▸ **Given problem**
Locate all lines in the data below that hold "employed" and show them.

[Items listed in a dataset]
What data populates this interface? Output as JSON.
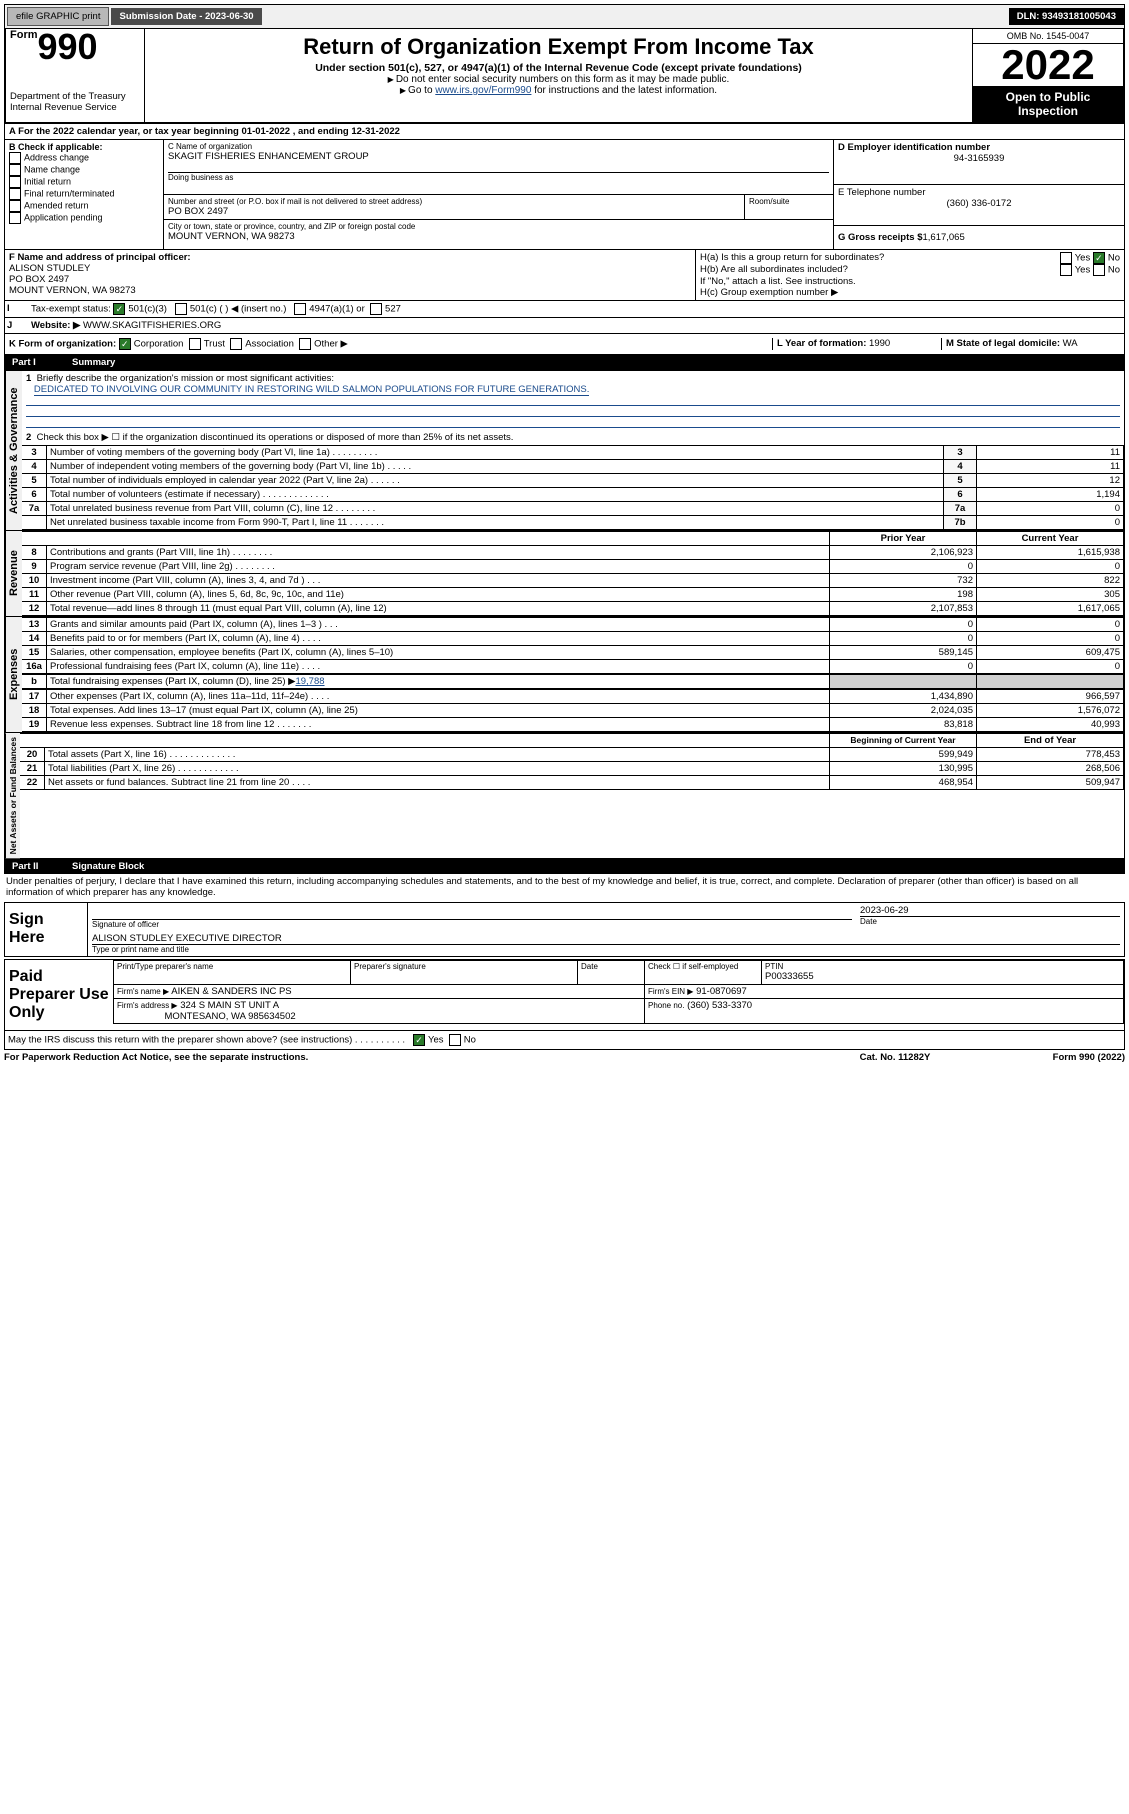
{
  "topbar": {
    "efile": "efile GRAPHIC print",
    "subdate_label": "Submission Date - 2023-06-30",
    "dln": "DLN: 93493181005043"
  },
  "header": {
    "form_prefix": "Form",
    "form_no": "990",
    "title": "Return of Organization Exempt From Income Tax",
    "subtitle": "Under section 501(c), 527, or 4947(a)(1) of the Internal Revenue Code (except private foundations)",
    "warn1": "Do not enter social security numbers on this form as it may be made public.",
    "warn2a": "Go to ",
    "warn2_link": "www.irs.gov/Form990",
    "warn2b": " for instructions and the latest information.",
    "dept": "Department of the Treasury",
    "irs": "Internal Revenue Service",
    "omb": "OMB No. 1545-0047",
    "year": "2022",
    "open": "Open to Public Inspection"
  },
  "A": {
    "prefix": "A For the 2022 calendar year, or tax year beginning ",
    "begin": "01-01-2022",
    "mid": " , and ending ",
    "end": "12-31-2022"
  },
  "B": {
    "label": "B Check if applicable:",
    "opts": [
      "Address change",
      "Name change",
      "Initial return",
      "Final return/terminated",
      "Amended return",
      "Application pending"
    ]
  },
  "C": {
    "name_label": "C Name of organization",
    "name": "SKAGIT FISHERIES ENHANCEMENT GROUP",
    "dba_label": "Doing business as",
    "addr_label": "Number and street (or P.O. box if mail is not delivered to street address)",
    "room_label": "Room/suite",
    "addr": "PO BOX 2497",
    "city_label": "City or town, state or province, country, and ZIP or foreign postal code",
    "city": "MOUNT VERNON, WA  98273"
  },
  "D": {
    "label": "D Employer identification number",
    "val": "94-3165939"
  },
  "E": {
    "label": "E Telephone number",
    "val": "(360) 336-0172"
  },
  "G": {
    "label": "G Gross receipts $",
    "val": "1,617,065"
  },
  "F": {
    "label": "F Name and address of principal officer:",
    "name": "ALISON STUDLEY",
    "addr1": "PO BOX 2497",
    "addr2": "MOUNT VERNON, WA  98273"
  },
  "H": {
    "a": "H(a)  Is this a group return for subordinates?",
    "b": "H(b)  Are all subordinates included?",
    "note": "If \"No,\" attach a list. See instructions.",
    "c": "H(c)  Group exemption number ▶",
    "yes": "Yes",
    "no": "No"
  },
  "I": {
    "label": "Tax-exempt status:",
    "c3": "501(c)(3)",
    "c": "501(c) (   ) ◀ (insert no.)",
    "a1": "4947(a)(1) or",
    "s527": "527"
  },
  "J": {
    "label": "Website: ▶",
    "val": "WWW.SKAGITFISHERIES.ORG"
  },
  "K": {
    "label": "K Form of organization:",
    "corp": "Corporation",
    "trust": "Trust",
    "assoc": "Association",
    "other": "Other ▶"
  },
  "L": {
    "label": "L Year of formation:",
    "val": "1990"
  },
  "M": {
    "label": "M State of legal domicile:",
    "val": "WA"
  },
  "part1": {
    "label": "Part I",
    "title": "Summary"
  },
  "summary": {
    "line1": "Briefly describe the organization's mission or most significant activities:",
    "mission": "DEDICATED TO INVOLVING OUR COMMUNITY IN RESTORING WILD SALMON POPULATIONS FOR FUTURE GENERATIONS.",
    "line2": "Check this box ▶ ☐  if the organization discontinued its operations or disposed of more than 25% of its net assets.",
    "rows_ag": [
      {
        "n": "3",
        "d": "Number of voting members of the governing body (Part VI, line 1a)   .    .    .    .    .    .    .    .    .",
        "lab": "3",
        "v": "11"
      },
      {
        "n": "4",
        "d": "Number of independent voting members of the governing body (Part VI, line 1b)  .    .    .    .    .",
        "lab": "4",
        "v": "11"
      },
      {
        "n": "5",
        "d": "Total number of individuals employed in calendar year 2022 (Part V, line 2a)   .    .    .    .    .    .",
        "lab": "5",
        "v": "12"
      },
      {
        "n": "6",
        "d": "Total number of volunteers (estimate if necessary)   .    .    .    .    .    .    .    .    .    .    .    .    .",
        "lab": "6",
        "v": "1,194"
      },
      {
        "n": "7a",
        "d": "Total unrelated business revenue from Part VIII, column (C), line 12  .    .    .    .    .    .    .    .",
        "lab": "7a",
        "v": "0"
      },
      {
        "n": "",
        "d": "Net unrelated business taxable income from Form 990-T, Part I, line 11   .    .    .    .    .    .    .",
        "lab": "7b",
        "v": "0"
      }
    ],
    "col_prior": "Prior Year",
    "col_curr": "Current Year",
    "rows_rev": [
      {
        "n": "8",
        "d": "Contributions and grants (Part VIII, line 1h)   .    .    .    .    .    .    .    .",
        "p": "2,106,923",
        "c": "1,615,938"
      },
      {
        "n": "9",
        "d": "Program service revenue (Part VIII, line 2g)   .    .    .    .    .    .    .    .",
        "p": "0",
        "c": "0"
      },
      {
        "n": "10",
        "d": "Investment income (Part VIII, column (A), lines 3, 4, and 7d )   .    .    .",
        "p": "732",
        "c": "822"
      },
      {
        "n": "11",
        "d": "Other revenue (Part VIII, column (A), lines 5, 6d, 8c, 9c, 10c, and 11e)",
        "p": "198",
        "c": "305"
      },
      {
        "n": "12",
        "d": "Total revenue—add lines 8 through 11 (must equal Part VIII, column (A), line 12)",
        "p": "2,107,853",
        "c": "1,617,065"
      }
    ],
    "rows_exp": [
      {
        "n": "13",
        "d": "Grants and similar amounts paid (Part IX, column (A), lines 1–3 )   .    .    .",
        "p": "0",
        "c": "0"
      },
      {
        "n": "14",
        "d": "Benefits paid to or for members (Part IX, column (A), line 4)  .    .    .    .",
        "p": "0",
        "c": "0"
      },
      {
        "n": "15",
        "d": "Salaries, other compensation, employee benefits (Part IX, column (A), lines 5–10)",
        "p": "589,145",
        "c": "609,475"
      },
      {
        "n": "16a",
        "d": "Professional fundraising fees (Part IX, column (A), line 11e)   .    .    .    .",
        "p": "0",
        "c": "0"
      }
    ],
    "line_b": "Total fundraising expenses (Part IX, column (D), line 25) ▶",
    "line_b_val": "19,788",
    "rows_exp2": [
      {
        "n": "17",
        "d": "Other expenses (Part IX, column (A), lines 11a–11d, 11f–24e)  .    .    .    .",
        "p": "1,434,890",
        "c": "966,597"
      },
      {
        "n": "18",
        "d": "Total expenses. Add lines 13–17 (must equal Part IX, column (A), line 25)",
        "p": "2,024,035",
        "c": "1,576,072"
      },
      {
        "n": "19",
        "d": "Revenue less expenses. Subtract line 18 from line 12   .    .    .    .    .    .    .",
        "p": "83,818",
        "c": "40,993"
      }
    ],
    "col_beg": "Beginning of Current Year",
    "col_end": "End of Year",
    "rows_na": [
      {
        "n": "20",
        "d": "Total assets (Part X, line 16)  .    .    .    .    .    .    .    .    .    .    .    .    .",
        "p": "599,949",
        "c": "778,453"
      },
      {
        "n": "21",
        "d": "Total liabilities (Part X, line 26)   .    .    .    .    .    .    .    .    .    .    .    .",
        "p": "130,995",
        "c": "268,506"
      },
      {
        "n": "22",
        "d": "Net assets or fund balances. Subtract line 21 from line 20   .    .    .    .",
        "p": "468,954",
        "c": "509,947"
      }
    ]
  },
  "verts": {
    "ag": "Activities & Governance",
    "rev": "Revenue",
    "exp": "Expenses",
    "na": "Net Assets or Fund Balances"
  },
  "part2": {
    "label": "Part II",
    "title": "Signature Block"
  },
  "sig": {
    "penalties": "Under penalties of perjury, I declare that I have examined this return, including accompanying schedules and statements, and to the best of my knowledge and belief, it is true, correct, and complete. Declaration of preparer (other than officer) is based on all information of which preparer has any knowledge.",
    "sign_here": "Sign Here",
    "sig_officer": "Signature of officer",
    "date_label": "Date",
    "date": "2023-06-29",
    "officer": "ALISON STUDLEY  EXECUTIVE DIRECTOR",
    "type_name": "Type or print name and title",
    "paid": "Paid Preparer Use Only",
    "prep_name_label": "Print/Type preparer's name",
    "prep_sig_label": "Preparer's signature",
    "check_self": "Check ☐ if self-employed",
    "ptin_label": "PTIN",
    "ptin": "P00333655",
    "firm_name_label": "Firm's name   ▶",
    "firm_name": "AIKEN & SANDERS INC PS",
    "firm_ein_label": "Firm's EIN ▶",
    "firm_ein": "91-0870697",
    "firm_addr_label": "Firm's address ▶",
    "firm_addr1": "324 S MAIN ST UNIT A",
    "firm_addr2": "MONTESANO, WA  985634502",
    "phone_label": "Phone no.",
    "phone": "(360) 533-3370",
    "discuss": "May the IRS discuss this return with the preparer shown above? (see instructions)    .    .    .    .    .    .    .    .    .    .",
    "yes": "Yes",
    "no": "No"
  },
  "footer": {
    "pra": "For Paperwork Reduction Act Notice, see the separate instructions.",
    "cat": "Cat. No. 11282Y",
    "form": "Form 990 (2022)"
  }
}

==

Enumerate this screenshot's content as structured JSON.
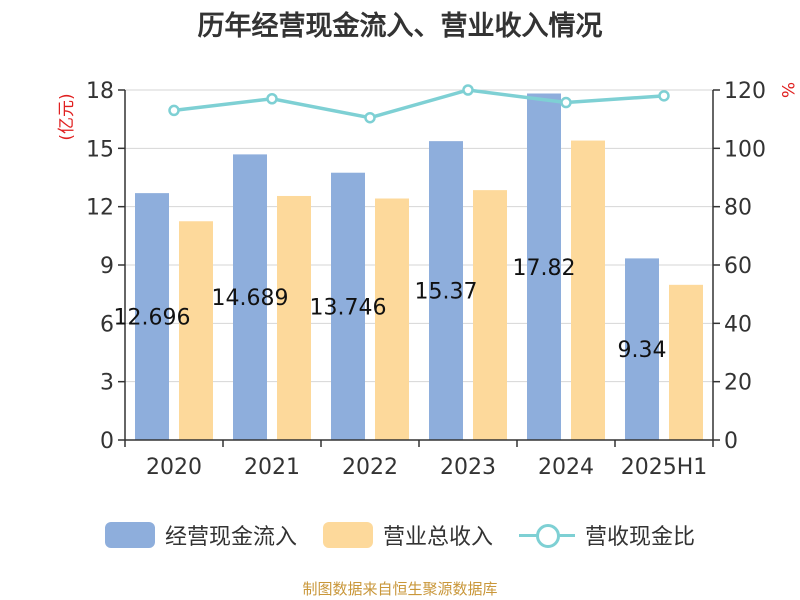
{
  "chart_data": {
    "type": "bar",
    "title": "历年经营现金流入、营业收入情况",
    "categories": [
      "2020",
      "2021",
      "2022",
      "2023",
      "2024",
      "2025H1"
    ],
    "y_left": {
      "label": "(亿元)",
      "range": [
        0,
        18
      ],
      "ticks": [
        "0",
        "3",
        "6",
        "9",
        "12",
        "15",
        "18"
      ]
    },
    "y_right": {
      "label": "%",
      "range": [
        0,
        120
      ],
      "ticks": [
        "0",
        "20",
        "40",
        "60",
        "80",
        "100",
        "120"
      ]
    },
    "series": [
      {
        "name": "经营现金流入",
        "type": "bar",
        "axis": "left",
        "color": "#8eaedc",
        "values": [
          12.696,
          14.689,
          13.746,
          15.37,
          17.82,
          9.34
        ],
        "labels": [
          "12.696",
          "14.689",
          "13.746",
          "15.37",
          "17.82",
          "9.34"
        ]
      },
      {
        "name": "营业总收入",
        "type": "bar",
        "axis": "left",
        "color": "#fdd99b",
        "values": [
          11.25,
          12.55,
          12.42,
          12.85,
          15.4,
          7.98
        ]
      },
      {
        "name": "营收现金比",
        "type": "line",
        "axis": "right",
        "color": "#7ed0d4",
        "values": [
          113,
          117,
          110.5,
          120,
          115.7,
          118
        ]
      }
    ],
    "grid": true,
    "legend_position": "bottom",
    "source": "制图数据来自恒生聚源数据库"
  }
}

▸ **Full answer**
        "d": "Total number of individuals employed in calendar year 2022 (Part V, line 2a)   .    .    .    .    .    .",
    "check_self": "Check ☐ if self-employed",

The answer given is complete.